= TASK REQUIREMENTS =
Would you please output the records exactly as they appear below?
---------- DATA TO USE ----------
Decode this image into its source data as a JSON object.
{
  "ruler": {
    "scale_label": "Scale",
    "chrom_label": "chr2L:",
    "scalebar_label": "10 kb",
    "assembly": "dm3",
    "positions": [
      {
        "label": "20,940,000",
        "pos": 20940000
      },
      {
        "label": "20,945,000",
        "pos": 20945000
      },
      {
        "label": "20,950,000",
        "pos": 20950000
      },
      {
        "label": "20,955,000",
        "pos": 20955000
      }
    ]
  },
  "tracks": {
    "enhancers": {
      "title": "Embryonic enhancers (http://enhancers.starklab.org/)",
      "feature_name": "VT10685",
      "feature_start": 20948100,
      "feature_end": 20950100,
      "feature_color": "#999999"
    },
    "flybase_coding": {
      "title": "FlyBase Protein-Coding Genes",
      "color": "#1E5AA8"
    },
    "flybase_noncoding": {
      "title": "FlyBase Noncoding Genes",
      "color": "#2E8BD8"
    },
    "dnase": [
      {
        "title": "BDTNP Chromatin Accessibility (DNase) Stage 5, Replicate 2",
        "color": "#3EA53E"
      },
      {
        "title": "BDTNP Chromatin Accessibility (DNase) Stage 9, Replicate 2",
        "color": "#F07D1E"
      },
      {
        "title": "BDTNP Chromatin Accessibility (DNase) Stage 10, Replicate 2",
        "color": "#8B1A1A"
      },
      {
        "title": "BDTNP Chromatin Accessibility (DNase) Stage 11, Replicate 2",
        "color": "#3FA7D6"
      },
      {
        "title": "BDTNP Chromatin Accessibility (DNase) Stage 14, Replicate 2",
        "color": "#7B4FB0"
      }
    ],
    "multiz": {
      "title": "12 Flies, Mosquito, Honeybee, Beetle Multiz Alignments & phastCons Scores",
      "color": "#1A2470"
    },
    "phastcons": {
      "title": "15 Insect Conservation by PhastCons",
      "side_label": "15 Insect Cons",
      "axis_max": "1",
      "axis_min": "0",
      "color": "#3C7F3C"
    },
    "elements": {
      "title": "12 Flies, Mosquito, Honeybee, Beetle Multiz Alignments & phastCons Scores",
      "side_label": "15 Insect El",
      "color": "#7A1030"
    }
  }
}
----------
= RESPONSE AREA =
Decode this image into its source data as a JSON object.
{
  "ruler": {
    "scale_label": "Scale",
    "chrom_label": "chr2L:",
    "scalebar_label": "10 kb",
    "assembly": "dm3",
    "positions": [
      {
        "label": "20,940,000",
        "pos": 20940000
      },
      {
        "label": "20,945,000",
        "pos": 20945000
      },
      {
        "label": "20,950,000",
        "pos": 20950000
      },
      {
        "label": "20,955,000",
        "pos": 20955000
      }
    ]
  },
  "tracks": {
    "enhancers": {
      "title": "Embryonic enhancers (http://enhancers.starklab.org/)",
      "feature_name": "VT10685",
      "feature_start": 20948100,
      "feature_end": 20950100,
      "feature_color": "#999999"
    },
    "flybase_coding": {
      "title": "FlyBase Protein-Coding Genes",
      "color": "#1E5AA8"
    },
    "flybase_noncoding": {
      "title": "FlyBase Noncoding Genes",
      "color": "#2E8BD8"
    },
    "dnase": [
      {
        "title": "BDTNP Chromatin Accessibility (DNase) Stage 5, Replicate 2",
        "color": "#3EA53E"
      },
      {
        "title": "BDTNP Chromatin Accessibility (DNase) Stage 9, Replicate 2",
        "color": "#F07D1E"
      },
      {
        "title": "BDTNP Chromatin Accessibility (DNase) Stage 10, Replicate 2",
        "color": "#8B1A1A"
      },
      {
        "title": "BDTNP Chromatin Accessibility (DNase) Stage 11, Replicate 2",
        "color": "#3FA7D6"
      },
      {
        "title": "BDTNP Chromatin Accessibility (DNase) Stage 14, Replicate 2",
        "color": "#7B4FB0"
      }
    ],
    "multiz": {
      "title": "12 Flies, Mosquito, Honeybee, Beetle Multiz Alignments & phastCons Scores",
      "color": "#1A2470"
    },
    "phastcons": {
      "title": "15 Insect Conservation by PhastCons",
      "side_label": "15 Insect Cons",
      "axis_max": "1",
      "axis_min": "0",
      "color": "#3C7F3C"
    },
    "elements": {
      "title": "12 Flies, Mosquito, Honeybee, Beetle Multiz Alignments & phastCons Scores",
      "side_label": "15 Insect El",
      "color": "#7A1030"
    }
  }
}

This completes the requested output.